=== REQUIREMENTS ===
Search the material below for the word "SUBJECT". Copy every line that has it.

=== RECORDS FOR THIS TASK ===
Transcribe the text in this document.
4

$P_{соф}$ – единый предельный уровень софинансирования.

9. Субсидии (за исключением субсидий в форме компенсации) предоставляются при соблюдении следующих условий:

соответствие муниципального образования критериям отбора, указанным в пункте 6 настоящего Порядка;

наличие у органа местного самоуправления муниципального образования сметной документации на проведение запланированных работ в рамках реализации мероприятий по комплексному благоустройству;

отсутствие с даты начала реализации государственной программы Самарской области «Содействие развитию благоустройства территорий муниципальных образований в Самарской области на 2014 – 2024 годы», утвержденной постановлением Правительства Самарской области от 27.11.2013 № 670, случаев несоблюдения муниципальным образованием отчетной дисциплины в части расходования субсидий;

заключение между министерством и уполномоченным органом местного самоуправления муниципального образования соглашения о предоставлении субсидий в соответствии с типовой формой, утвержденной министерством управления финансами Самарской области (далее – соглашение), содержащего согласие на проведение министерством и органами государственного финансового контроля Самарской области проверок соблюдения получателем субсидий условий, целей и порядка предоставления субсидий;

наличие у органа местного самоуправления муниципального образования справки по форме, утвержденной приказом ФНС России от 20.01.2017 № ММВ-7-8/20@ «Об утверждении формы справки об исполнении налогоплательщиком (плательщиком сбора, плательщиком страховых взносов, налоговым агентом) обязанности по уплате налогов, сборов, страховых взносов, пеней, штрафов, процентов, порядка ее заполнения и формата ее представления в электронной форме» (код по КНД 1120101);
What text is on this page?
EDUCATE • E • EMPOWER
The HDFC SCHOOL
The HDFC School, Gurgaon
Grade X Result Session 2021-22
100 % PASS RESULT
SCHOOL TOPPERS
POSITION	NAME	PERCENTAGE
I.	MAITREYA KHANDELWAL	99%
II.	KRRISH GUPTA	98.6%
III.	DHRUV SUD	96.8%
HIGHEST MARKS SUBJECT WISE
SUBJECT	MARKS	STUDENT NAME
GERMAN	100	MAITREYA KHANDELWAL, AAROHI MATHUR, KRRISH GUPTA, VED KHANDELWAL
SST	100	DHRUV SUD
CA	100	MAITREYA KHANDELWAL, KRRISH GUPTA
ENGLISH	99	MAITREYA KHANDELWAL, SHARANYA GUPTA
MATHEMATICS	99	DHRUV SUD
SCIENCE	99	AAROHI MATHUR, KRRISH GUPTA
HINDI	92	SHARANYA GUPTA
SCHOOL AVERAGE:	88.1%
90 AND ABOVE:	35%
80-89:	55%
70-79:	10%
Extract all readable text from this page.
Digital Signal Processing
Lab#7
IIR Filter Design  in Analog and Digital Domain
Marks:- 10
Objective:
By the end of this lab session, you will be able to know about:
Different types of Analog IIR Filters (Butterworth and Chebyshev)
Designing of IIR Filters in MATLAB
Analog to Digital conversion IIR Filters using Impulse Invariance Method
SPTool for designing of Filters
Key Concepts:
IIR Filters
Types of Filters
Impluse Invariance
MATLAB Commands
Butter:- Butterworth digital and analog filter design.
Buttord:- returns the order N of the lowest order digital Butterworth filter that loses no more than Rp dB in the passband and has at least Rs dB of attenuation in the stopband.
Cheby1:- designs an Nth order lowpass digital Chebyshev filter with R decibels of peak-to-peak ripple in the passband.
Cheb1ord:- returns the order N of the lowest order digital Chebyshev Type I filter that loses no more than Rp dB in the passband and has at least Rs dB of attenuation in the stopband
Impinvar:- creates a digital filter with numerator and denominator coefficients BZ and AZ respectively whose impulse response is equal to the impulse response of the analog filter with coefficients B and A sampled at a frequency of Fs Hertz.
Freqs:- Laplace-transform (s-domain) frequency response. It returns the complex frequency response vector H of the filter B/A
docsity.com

=== EXERCISE SOLUTION ===
HIGHEST MARKS SUBJECT WISE
SUBJECT	MARKS	STUDENT NAME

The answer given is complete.